▶ [TASK STATEMENT]: Please write out exactly the lines that begin at the line containing "Type out the text in this image." and run to the end of the records.

===== THE RECORDS =====

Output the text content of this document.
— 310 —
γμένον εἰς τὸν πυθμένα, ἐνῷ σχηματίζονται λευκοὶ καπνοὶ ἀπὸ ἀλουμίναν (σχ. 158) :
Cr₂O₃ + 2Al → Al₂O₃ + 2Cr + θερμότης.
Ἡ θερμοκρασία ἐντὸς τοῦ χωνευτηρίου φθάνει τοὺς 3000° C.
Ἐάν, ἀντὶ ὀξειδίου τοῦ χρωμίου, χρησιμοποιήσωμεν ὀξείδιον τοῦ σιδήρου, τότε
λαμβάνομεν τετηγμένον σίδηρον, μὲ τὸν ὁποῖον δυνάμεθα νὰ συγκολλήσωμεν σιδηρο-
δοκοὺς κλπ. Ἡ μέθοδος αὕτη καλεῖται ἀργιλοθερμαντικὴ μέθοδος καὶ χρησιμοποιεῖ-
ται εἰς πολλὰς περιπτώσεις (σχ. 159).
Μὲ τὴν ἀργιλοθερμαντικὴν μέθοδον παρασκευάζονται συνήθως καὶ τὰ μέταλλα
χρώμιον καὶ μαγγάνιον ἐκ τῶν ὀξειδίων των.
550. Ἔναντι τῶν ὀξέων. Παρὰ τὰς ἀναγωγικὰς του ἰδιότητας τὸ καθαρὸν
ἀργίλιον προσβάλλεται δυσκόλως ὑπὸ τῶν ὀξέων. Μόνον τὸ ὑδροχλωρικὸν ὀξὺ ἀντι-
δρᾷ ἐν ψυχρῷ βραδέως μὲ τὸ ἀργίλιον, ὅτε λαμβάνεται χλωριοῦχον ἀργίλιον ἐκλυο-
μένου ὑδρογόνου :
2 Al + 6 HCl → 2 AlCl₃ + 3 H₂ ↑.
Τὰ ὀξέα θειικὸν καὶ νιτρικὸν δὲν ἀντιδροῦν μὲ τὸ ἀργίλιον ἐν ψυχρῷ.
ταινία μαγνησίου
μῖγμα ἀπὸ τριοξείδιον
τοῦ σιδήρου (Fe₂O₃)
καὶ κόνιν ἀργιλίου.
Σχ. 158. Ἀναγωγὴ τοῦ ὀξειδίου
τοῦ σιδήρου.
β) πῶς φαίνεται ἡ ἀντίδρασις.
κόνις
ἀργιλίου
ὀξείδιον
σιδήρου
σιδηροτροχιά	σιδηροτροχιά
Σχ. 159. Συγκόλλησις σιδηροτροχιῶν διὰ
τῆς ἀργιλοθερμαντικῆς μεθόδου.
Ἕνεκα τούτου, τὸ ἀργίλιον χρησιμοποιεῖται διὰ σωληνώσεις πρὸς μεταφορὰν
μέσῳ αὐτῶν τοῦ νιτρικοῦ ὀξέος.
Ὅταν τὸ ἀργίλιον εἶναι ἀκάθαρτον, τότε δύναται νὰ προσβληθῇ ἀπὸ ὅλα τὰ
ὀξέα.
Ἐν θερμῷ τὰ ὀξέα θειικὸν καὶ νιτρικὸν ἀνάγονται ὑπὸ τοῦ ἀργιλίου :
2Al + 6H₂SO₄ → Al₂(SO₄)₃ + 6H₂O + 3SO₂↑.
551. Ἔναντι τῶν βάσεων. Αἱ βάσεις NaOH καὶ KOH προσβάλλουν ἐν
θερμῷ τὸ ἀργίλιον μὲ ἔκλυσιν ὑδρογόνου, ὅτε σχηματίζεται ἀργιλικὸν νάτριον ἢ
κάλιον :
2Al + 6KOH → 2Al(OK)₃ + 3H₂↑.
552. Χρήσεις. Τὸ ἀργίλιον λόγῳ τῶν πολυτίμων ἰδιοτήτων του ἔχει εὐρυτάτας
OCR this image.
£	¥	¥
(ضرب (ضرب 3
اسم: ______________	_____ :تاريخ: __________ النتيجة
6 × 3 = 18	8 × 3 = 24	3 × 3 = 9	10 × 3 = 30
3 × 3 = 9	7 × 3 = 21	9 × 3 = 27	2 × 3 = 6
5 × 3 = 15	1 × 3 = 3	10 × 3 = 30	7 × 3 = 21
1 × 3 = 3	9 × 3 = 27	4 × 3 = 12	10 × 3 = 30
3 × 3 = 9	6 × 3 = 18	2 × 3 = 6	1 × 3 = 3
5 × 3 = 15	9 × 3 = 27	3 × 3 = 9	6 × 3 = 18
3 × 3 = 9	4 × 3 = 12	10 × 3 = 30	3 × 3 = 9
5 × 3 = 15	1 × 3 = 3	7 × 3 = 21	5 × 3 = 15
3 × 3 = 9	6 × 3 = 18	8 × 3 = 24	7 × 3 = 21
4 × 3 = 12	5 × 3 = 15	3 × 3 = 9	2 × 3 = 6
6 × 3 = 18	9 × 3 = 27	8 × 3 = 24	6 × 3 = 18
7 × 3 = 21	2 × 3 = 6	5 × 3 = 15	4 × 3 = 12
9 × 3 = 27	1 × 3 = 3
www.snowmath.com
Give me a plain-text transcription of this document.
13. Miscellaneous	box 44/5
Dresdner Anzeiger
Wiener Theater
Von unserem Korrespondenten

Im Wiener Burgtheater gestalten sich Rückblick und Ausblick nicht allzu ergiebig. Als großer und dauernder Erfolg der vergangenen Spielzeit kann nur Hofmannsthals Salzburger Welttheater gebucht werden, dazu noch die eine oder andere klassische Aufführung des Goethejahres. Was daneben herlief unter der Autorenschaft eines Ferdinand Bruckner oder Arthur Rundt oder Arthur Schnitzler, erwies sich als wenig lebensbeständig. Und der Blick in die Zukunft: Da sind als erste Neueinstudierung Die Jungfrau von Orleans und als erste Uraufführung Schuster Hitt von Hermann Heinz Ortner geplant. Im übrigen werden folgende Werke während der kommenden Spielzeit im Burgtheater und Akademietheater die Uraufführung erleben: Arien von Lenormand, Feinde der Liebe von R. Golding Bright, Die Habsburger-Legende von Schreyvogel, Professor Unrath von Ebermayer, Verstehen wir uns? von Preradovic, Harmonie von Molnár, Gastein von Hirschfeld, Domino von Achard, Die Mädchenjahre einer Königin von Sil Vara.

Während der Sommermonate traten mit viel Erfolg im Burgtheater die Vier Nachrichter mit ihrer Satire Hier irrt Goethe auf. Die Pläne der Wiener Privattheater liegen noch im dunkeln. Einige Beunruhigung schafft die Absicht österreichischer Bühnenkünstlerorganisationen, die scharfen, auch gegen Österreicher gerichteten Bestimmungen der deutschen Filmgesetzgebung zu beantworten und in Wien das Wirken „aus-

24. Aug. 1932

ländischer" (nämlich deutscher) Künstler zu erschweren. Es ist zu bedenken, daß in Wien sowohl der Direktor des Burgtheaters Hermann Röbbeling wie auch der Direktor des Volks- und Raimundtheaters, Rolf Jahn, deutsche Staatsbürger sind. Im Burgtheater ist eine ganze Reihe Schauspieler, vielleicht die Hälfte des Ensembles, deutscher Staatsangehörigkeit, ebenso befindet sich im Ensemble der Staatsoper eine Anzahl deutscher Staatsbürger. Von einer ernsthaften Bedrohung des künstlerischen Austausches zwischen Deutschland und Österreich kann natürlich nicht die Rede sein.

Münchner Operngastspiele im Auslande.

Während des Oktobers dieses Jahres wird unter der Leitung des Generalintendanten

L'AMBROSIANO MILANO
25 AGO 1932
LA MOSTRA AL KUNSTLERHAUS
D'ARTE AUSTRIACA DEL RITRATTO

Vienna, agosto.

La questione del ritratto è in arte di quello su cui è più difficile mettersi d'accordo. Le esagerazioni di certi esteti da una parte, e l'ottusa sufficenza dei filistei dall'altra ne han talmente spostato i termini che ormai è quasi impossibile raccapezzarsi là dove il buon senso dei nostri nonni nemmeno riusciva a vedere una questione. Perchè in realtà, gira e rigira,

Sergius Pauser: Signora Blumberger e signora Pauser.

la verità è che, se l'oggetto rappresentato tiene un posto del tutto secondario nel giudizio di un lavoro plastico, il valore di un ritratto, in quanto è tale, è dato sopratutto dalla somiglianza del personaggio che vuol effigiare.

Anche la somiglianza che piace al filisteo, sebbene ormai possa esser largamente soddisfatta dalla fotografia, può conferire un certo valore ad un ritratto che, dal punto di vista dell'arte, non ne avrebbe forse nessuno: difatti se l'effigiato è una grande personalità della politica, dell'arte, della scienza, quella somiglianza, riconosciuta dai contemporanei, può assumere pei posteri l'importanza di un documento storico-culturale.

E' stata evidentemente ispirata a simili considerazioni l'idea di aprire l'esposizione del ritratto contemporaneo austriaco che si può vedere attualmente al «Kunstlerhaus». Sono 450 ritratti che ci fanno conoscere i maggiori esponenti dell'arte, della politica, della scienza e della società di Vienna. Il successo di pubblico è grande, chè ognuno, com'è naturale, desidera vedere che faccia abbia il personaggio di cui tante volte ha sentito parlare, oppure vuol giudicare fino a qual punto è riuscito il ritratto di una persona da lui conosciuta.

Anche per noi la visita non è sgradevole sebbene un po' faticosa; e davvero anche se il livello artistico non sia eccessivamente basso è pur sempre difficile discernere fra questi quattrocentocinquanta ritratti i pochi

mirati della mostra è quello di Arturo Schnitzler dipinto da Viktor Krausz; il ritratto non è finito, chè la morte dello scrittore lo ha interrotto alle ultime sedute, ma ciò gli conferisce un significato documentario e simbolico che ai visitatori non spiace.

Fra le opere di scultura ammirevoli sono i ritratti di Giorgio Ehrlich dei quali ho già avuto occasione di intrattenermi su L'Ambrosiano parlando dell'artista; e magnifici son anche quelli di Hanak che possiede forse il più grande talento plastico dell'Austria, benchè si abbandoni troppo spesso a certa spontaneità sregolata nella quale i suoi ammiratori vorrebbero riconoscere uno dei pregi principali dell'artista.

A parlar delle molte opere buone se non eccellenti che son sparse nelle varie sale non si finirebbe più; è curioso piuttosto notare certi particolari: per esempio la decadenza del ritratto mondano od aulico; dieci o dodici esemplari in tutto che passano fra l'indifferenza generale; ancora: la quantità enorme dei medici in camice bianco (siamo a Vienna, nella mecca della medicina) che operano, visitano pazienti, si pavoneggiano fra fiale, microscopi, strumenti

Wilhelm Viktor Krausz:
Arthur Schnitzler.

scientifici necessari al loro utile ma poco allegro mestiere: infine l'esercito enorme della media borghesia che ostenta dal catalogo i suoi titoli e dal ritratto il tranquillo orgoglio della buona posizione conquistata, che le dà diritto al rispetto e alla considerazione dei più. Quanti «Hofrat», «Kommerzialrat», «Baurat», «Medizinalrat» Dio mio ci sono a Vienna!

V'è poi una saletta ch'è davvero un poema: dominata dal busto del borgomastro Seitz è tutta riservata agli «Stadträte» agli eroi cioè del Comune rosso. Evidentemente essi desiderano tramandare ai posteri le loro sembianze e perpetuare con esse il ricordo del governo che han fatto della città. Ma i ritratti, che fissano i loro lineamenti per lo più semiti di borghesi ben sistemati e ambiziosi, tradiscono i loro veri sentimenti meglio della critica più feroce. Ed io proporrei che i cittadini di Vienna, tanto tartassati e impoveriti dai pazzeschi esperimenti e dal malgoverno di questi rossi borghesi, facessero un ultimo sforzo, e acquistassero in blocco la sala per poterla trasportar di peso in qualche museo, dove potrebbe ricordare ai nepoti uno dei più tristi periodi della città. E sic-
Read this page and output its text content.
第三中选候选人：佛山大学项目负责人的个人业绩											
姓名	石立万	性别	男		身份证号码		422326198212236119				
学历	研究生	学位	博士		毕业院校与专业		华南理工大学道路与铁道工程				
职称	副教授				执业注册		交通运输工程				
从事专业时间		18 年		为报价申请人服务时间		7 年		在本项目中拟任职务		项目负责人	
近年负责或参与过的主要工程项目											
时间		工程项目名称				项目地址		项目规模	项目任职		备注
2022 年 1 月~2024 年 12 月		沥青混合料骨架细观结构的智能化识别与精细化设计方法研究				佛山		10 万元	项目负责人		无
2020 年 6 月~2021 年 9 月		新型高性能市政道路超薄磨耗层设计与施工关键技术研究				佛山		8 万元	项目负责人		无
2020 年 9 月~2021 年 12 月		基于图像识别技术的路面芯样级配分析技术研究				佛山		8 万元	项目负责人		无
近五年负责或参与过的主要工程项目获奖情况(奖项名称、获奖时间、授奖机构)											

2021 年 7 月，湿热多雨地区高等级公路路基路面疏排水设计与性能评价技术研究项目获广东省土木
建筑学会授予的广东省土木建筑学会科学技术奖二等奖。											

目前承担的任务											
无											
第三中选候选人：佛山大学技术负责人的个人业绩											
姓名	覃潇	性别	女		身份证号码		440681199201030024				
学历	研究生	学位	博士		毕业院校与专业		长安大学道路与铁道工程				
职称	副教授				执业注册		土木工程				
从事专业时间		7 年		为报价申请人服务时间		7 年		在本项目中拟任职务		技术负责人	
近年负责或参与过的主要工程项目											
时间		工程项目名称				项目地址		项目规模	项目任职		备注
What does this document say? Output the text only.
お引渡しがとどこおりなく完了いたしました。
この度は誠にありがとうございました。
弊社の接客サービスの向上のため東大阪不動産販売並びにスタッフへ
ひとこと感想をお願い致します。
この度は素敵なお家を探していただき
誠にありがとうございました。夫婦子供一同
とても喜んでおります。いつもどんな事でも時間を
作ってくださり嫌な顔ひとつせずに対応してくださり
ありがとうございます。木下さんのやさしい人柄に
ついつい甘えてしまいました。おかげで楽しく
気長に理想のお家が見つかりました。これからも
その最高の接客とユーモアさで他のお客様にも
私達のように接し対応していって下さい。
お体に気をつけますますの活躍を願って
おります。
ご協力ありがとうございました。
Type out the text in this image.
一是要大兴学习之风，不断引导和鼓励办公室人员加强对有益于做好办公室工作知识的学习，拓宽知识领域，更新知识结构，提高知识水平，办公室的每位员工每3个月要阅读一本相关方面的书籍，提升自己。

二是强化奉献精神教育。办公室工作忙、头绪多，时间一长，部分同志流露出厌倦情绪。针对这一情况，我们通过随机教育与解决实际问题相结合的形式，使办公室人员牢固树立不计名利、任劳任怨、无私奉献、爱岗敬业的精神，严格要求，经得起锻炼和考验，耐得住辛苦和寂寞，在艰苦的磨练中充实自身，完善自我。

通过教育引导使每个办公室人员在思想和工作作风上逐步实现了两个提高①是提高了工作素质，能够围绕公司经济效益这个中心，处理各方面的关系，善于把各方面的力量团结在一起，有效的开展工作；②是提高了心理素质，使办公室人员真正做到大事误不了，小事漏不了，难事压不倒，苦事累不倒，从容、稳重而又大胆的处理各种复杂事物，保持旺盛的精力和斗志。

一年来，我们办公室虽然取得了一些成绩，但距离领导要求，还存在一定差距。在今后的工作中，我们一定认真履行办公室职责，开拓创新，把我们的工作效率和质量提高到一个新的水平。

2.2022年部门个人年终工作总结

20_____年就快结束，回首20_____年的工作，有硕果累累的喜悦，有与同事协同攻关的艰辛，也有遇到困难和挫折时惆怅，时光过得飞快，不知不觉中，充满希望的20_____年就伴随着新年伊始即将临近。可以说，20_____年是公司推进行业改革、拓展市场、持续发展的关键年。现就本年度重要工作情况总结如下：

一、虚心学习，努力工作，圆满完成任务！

=====

▶ [FINAL RESULT]:
Type out the text in this image.
一是要大兴学习之风，不断引导和鼓励办公室人员加强对有益于做好办公室工作知识的学习，拓宽知识领域，更新知识结构，提高知识水平，办公室的每位员工每3个月要阅读一本相关方面的书籍，提升自己。

二是强化奉献精神教育。办公室工作忙、头绪多，时间一长，部分同志流露出厌倦情绪。针对这一情况，我们通过随机教育与解决实际问题相结合的形式，使办公室人员牢固树立不计名利、任劳任怨、无私奉献、爱岗敬业的精神，严格要求，经得起锻炼和考验，耐得住辛苦和寂寞，在艰苦的磨练中充实自身，完善自我。

通过教育引导使每个办公室人员在思想和工作作风上逐步实现了两个提高①是提高了工作素质，能够围绕公司经济效益这个中心，处理各方面的关系，善于把各方面的力量团结在一起，有效的开展工作；②是提高了心理素质，使办公室人员真正做到大事误不了，小事漏不了，难事压不倒，苦事累不倒，从容、稳重而又大胆的处理各种复杂事物，保持旺盛的精力和斗志。

一年来，我们办公室虽然取得了一些成绩，但距离领导要求，还存在一定差距。在今后的工作中，我们一定认真履行办公室职责，开拓创新，把我们的工作效率和质量提高到一个新的水平。

2.2022年部门个人年终工作总结

20_____年就快结束，回首20_____年的工作，有硕果累累的喜悦，有与同事协同攻关的艰辛，也有遇到困难和挫折时惆怅，时光过得飞快，不知不觉中，充满希望的20_____年就伴随着新年伊始即将临近。可以说，20_____年是公司推进行业改革、拓展市场、持续发展的关键年。现就本年度重要工作情况总结如下：

一、虚心学习，努力工作，圆满完成任务！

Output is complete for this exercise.